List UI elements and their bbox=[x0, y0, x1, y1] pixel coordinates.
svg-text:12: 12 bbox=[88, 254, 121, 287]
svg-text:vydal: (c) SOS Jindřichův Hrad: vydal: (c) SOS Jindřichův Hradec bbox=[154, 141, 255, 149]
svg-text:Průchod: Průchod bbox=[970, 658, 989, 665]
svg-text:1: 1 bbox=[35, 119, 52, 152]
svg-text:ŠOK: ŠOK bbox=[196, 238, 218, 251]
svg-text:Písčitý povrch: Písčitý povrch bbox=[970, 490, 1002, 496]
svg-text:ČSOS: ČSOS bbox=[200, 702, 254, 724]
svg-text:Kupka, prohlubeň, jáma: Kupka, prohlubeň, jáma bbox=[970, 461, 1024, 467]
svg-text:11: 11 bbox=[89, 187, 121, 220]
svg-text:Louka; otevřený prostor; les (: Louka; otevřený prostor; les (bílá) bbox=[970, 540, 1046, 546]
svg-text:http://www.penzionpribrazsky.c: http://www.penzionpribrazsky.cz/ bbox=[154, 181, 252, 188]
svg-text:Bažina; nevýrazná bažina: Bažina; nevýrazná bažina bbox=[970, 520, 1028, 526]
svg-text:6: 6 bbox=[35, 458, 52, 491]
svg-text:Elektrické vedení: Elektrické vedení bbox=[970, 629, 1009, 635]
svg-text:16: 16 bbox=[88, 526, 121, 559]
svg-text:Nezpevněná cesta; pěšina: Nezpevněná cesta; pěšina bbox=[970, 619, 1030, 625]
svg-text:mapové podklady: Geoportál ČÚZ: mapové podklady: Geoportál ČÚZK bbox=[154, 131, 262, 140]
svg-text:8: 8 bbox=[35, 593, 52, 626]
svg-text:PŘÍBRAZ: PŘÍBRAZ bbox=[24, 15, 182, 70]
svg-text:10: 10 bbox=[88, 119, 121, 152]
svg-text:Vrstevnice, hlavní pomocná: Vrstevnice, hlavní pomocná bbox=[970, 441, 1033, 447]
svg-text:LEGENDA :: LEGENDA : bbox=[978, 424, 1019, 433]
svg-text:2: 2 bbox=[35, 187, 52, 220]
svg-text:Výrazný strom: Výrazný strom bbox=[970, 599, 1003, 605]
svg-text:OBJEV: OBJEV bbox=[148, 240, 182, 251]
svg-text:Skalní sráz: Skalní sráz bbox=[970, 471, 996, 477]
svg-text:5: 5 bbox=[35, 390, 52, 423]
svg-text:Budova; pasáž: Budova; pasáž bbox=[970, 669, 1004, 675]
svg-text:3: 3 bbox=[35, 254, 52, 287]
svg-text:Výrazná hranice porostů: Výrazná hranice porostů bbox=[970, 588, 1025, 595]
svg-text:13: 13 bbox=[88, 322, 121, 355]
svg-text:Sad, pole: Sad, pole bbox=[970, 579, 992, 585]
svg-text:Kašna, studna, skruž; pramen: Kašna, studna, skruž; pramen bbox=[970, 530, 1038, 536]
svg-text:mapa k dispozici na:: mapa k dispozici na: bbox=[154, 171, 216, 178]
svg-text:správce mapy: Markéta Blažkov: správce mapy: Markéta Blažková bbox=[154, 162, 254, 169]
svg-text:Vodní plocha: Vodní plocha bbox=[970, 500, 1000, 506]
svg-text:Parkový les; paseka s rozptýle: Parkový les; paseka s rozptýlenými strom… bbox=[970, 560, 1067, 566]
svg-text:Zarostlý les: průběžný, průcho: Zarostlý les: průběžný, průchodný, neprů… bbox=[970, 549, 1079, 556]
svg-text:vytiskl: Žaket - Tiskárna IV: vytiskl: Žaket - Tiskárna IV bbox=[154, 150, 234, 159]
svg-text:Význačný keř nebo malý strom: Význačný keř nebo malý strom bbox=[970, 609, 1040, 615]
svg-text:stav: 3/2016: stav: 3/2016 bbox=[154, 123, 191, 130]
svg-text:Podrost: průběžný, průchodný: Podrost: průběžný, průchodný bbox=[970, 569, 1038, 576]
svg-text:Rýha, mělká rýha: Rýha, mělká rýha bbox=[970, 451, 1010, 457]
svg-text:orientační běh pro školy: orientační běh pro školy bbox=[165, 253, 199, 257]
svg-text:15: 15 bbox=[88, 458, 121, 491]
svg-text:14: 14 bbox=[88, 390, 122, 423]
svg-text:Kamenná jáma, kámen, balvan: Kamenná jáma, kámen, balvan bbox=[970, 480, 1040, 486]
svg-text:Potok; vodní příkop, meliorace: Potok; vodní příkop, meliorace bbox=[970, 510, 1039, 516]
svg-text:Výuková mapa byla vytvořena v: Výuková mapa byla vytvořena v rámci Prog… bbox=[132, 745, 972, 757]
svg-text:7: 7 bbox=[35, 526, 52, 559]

-----

TASK BRIEF:
Collect every line of the material that contains the string "průchodný".

RESULT:
svg-text:Zarostlý les: průběžný, průcho: Zarostlý les: průběžný, průchodný, neprů… bbox=[970, 549, 1079, 556]
svg-text:Podrost: průběžný, průchodný: Podrost: průběžný, průchodný bbox=[970, 569, 1038, 576]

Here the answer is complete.